## WHAT THE EXERCISE ASKS
Leave out the pictures and transcribe the rest of the records exactly.

## EXERCISE INPUT

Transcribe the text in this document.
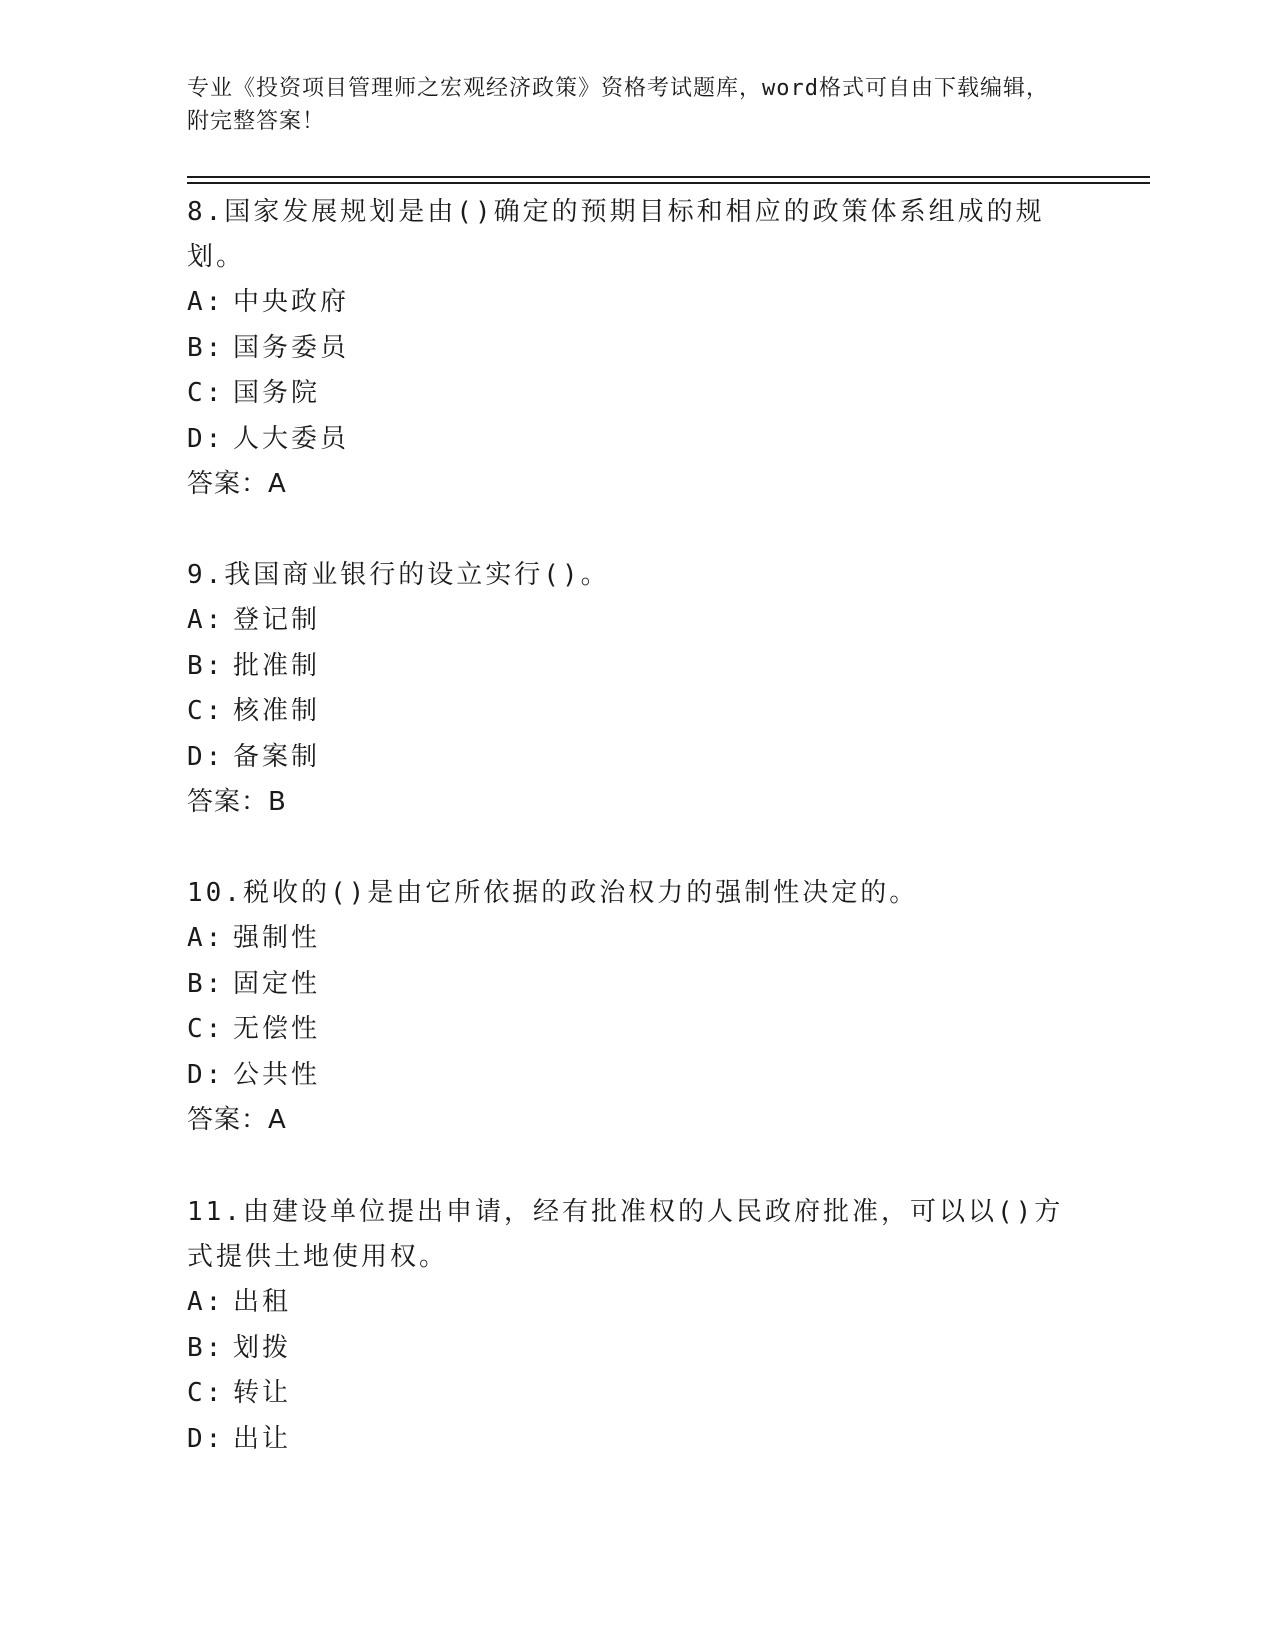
专业《投资项目管理师之宏观经济政策》资格考试题库，word格式可自由下载编辑，附完整答案！

8.国家发展规划是由()确定的预期目标和相应的政策体系组成的规划。

A: 中央政府
B: 国务委员
C: 国务院
D: 人大委员
答案：A

9.我国商业银行的设立实行()。

A: 登记制
B: 批准制
C: 核准制
D: 备案制
答案：B

10.税收的()是由它所依据的政治权力的强制性决定的。

A: 强制性
B: 固定性
C: 无偿性
D: 公共性
答案：A

11.由建设单位提出申请，经有批准权的人民政府批准，可以以()方式提供土地使用权。

A: 出租
B: 划拨
C: 转让
D: 出让
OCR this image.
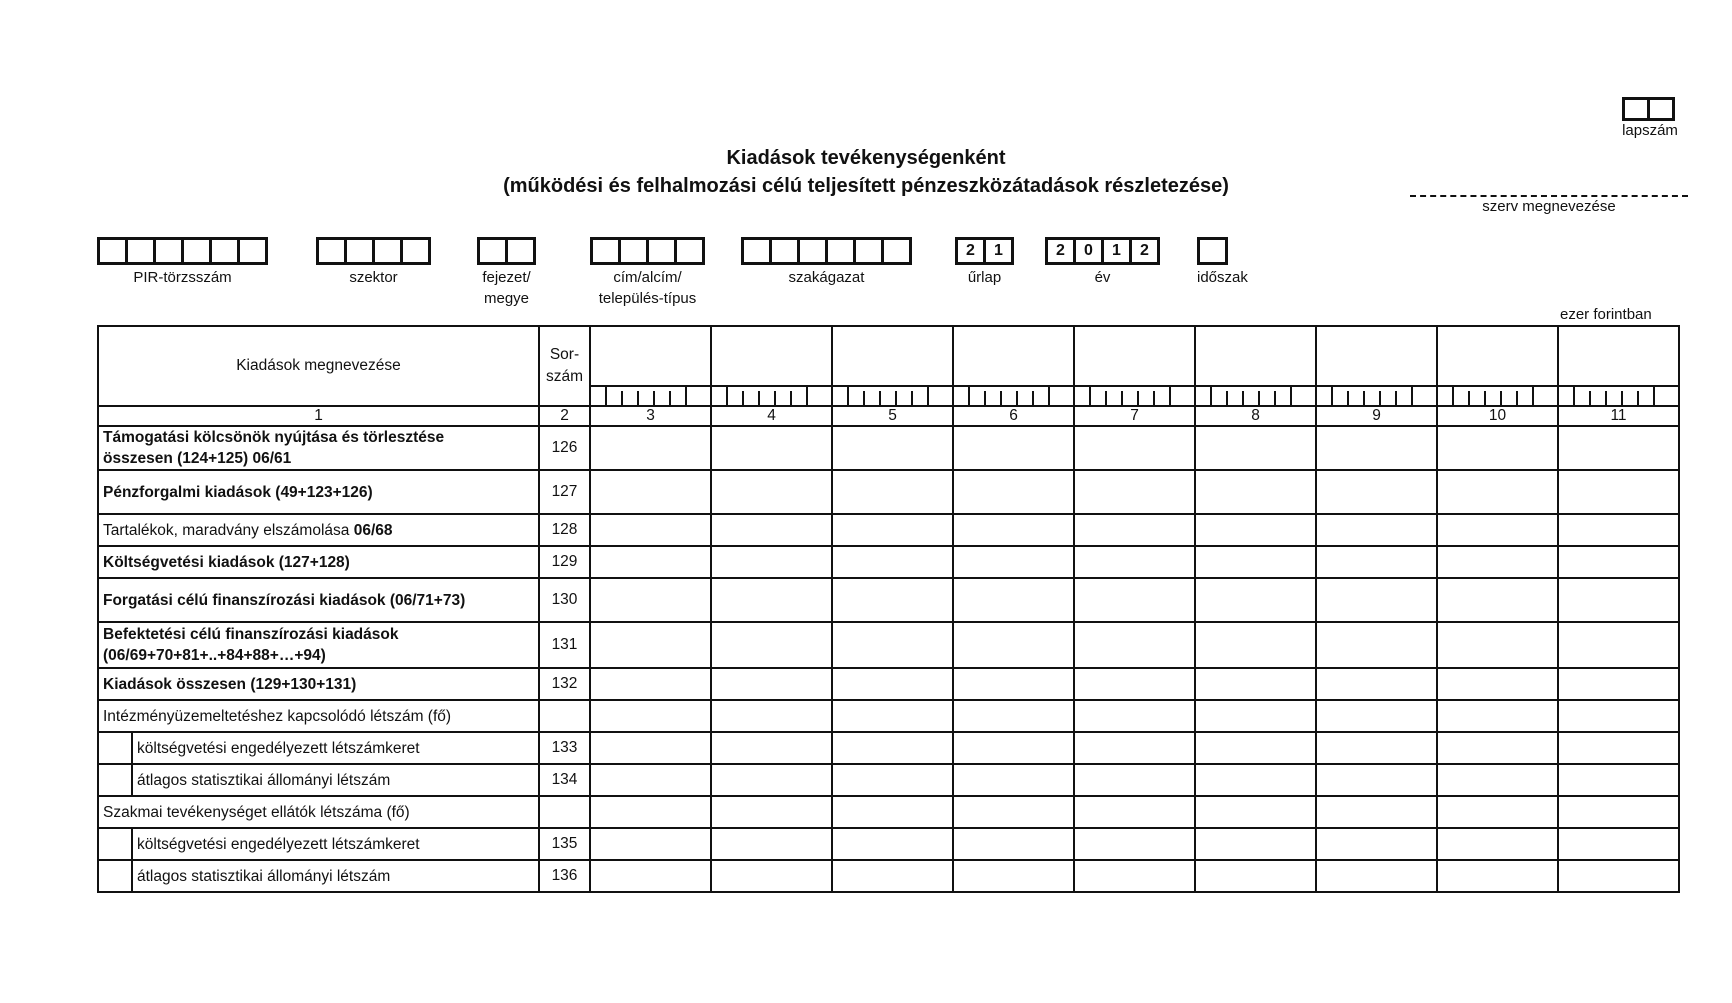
Kiadások tevékenységenként
(működési és felhalmozási célú teljesített pénzeszközátadások részletezése)
lapszám
szerv megnevezése
PIR-törzsszám	szektor	fejezet/
megye
cím/alcím/
település-típus
szakágazat
2	1
űrlap
2	0	1	2
év	időszak
ezer forintban
Kiadások megnevezése	Sor-
szám									

1	2	3	4	5	6	7	8	9	10	11
Támogatási kölcsönök nyújtása és törlesztése
összesen (124+125) 06/61	126									
Pénzforgalmi kiadások (49+123+126)	127									
Tartalékok, maradvány elszámolása 06/68	128									
Költségvetési kiadások (127+128)	129									
Forgatási célú finanszírozási kiadások (06/71+73)	130									
Befektetési célú finanszírozási kiadások
(06/69+70+81+..+84+88+…+94)	131									
Kiadások összesen (129+130+131)	132									
Intézményüzemeltetéshez kapcsolódó létszám (fő)										

költségvetési engedélyezett létszámkeret	133									

átlagos statisztikai állományi létszám	134									
Szakmai tevékenységet ellátók létszáma (fő)										

költségvetési engedélyezett létszámkeret	135									

átlagos statisztikai állományi létszám	136									
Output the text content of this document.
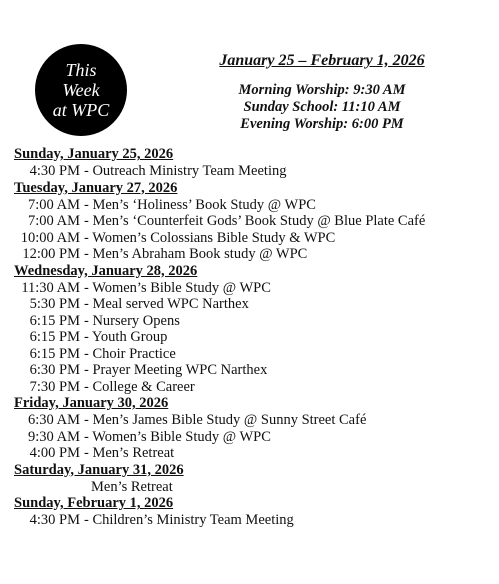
This
Week
at WPC
January 25 – February 1, 2026
Morning Worship: 9:30 AM
Sunday School: 11:10 AM
Evening Worship: 6:00 PM
Sunday, January 25, 2026
4:30 PM - Outreach Ministry Team Meeting
Tuesday, January 27, 2026
7:00 AM - Men’s ‘Holiness’ Book Study @ WPC
7:00 AM - Men’s ‘Counterfeit Gods’ Book Study @ Blue Plate Café
10:00 AM - Women’s Colossians Bible Study & WPC
12:00 PM - Men’s Abraham Book study @ WPC
Wednesday, January 28, 2026
11:30 AM - Women’s Bible Study @ WPC
5:30 PM - Meal served WPC Narthex
6:15 PM - Nursery Opens
6:15 PM - Youth Group
6:15 PM - Choir Practice
6:30 PM - Prayer Meeting WPC Narthex
7:30 PM - College & Career
Friday, January 30, 2026
6:30 AM - Men’s James Bible Study @ Sunny Street Café
9:30 AM - Women’s Bible Study @ WPC
4:00 PM - Men’s Retreat
Saturday, January 31, 2026
Men’s Retreat
Sunday, February 1, 2026
4:30 PM - Children’s Ministry Team Meeting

## OUTPUT BELOW
Transcribe the text in this document.
专业《投资项目管理师之宏观经济政策》资格考试题库，word格式可自由下载编辑，附完整答案！

8.国家发展规划是由()确定的预期目标和相应的政策体系组成的规划。

A: 中央政府
B: 国务委员
C: 国务院
D: 人大委员
答案：A

9.我国商业银行的设立实行()。

A: 登记制
B: 批准制
C: 核准制
D: 备案制
答案：B

10.税收的()是由它所依据的政治权力的强制性决定的。

A: 强制性
B: 固定性
C: 无偿性
D: 公共性
答案：A

11.由建设单位提出申请，经有批准权的人民政府批准，可以以()方式提供土地使用权。

A: 出租
B: 划拨
C: 转让
D: 出让
OCR this image.
Kiadások tevékenységenként
(működési és felhalmozási célú teljesített pénzeszközátadások részletezése)
lapszám
szerv megnevezése
PIR-törzsszám	szektor	fejezet/
megye
cím/alcím/
település-típus
szakágazat
2	1
űrlap
2	0	1	2
év	időszak
ezer forintban
Kiadások megnevezése	Sor-
szám									

1	2	3	4	5	6	7	8	9	10	11
Támogatási kölcsönök nyújtása és törlesztése
összesen (124+125) 06/61	126									
Pénzforgalmi kiadások (49+123+126)	127									
Tartalékok, maradvány elszámolása 06/68	128									
Költségvetési kiadások (127+128)	129									
Forgatási célú finanszírozási kiadások (06/71+73)	130									
Befektetési célú finanszírozási kiadások
(06/69+70+81+..+84+88+…+94)	131									
Kiadások összesen (129+130+131)	132									
Intézményüzemeltetéshez kapcsolódó létszám (fő)										

költségvetési engedélyezett létszámkeret	133									

átlagos statisztikai állományi létszám	134									
Szakmai tevékenységet ellátók létszáma (fő)										

költségvetési engedélyezett létszámkeret	135									

átlagos statisztikai állományi létszám	136									
Output the text content of this document.
This
Week
at WPC
January 25 – February 1, 2026
Morning Worship: 9:30 AM
Sunday School: 11:10 AM
Evening Worship: 6:00 PM
Sunday, January 25, 2026
4:30 PM - Outreach Ministry Team Meeting
Tuesday, January 27, 2026
7:00 AM - Men’s ‘Holiness’ Book Study @ WPC
7:00 AM - Men’s ‘Counterfeit Gods’ Book Study @ Blue Plate Café
10:00 AM - Women’s Colossians Bible Study & WPC
12:00 PM - Men’s Abraham Book study @ WPC
Wednesday, January 28, 2026
11:30 AM - Women’s Bible Study @ WPC
5:30 PM - Meal served WPC Narthex
6:15 PM - Nursery Opens
6:15 PM - Youth Group
6:15 PM - Choir Practice
6:30 PM - Prayer Meeting WPC Narthex
7:30 PM - College & Career
Friday, January 30, 2026
6:30 AM - Men’s James Bible Study @ Sunny Street Café
9:30 AM - Women’s Bible Study @ WPC
4:00 PM - Men’s Retreat
Saturday, January 31, 2026
Men’s Retreat
Sunday, February 1, 2026
4:30 PM - Children’s Ministry Team Meeting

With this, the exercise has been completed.